**GIVEN INSTRUCTION**
Every record that follows must be duplicated exactly, with images left out.

[Extracted data entries]

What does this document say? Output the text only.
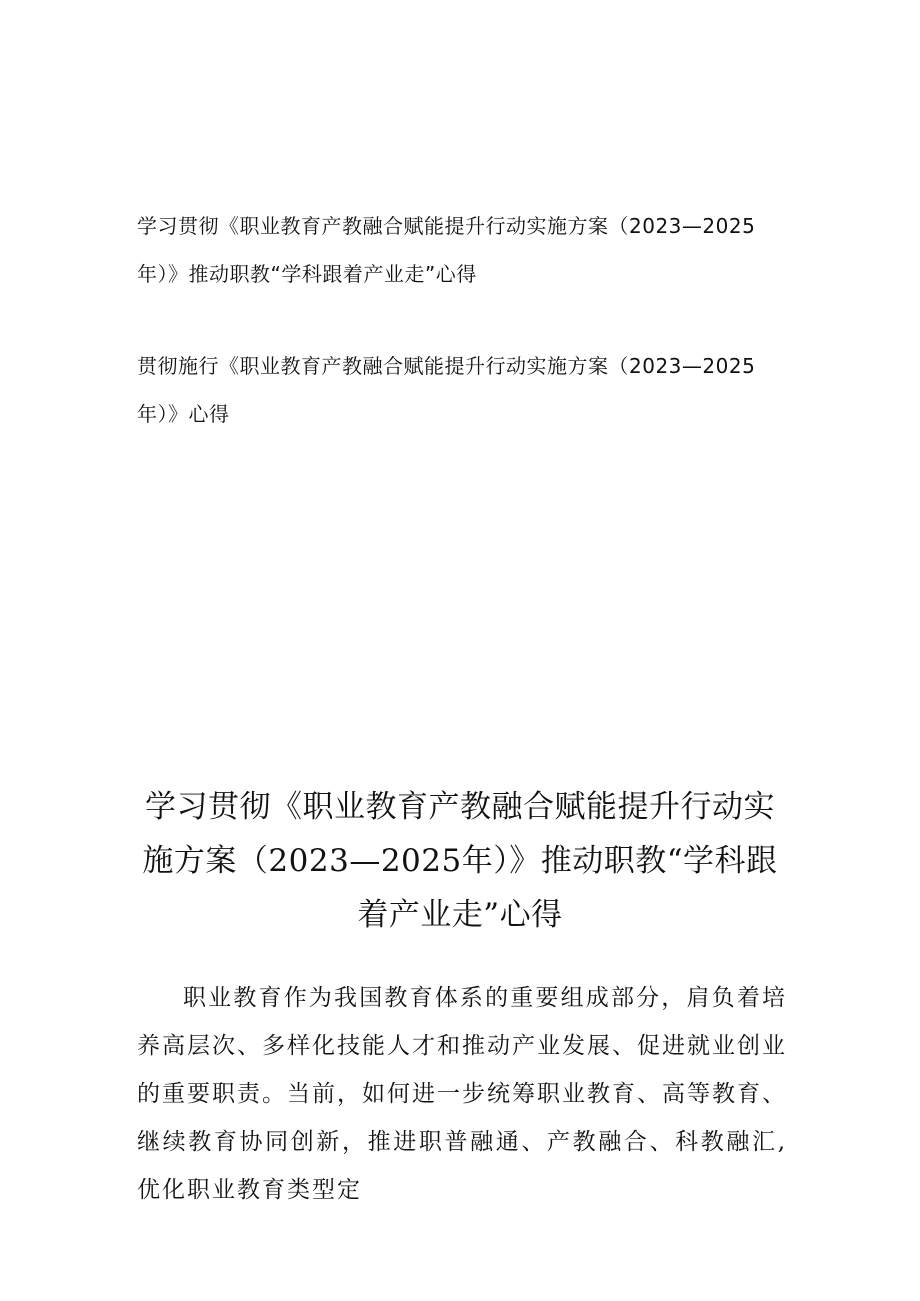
学习贯彻《职业教育产教融合赋能提升行动实施方案（2023—2025年）》推动职教“学科跟着产业走”心得

贯彻施行《职业教育产教融合赋能提升行动实施方案（2023—2025年）》心得

学习贯彻《职业教育产教融合赋能提升行动实施方案（2023—2025年）》推动职教“学科跟着产业走”心得

职业教育作为我国教育体系的重要组成部分，肩负着培养高层次、多样化技能人才和推动产业发展、促进就业创业的重要职责。当前，如何进一步统筹职业教育、高等教育、继续教育协同创新，推进职普融通、产教融合、科教融汇,优化职业教育类型定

**TASK RESULT**
What does this document say? Output the text only.
学习贯彻《职业教育产教融合赋能提升行动实施方案（2023—2025年）》推动职教“学科跟着产业走”心得

贯彻施行《职业教育产教融合赋能提升行动实施方案（2023—2025年）》心得

学习贯彻《职业教育产教融合赋能提升行动实施方案（2023—2025年）》推动职教“学科跟着产业走”心得

职业教育作为我国教育体系的重要组成部分，肩负着培养高层次、多样化技能人才和推动产业发展、促进就业创业的重要职责。当前，如何进一步统筹职业教育、高等教育、继续教育协同创新，推进职普融通、产教融合、科教融汇,优化职业教育类型定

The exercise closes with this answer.